REQUEST 1:
List the captions that patr1ckd gives to each of his follow-up posts in the Lunar Pilot forum thread below, after his first post.
REQUEST 2:
Write the next part of the Lunar Pilot forum thread, picking up right after its final post.

TEXT BLOCK:
□ □ □ □ □ □ □

# New Lunar Pilot 96A225 Mirror Finish



## patr1ckd

I recently bought the new version and the older version (96B251) to compare the bead blasted vs mirror finish. Before arrival, I thought I would prefer the bead blasted, but I think I might like the mirror polish more.

I'm sorry about the plastic on the crystal. I haven't decided which to keep, if either.

Which to choose??

96A225 - mirror finish, no date, old school logo
96B251 - bead blasted finish, date, new logo



Sent from my ONEPLUS A6013 using Tapatalk


----------



## patr1ckd

Side view

Sent from my ONEPLUS A6013 using Tapatalk


----------



## patr1ckd

Another side view









Sent from my ONEPLUS A6013 using Tapatalk


----------



## patr1ckd

Back view









Sent from my ONEPLUS A6013 using Tapatalk


----------



## patr1ckd

Front









Sent from my ONEPLUS A6013 using Tapatalk


----------



## patr1ckd

Pusher side









Sent from my ONEPLUS A6013 using Tapatalk


----------



## guspech750

I am surprised I am saying this. But that polished version looks really good. Are the crystals flat or are the domed? I thought I had seen Bulova changed to a domed crystal.

□ □ □ □ □ □ □

DATASET EXTRACT:

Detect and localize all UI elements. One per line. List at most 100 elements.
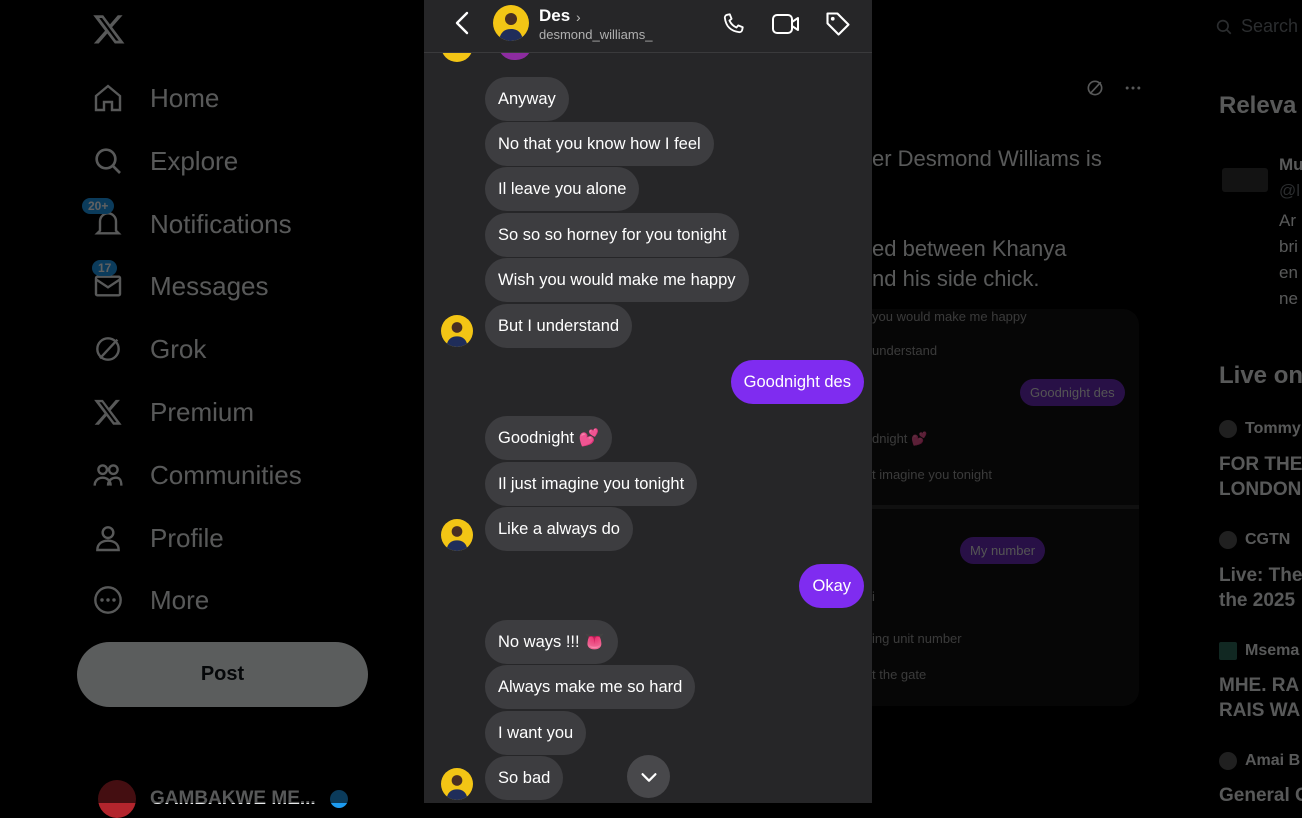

□ □ □ □ □ □ □

TASK RESPONSE 1:
Side view
Another side view
Back view
Front
Pusher side

TASK RESPONSE 2:
I have the black version and absolutely love it. 


Sent from the White House on the tax payers dime.


----------



## patr1ckd

Crystal is flat on both. I thought I had heard dome crystal too, but it's not. 

I like the mirror too, but bead blasted is true to David Scott's watch. My wife said the bead blasted looks like plastic and the mirror looks like a "real watch." 

I also like the new strap (96A225) better than either of the straps that come with bead blasted (96B251).

Sent from my ONEPLUS A6013 using Tapatalk


----------



## CaliMex

The mirrored finish version looks better in my opinion.


----------



## patr1ckd

CaliMex said:


> The mirrored finish version looks better in my opinion.


It does look great. I am worried about scratches though. My other watches have smaller areas of mirror polish, but this watch has a ton of mirror real estate. I'm just not sure if the scratches will give it character or look ragged over time.

Sent from my ONEPLUS A6013 using Tapatalk


----------



## [email protected]

Have you seen the actual one worn on the moon? Plenty of scratches. 


Sent from my iPhone using Tapatalk


----------



## Ron521

The original watch was designed as a tool watch, and so given the bead-blasted finish. I have the 96b251 and like it a lot, the matte finish on the case sort of complements the business-like nature of the dial.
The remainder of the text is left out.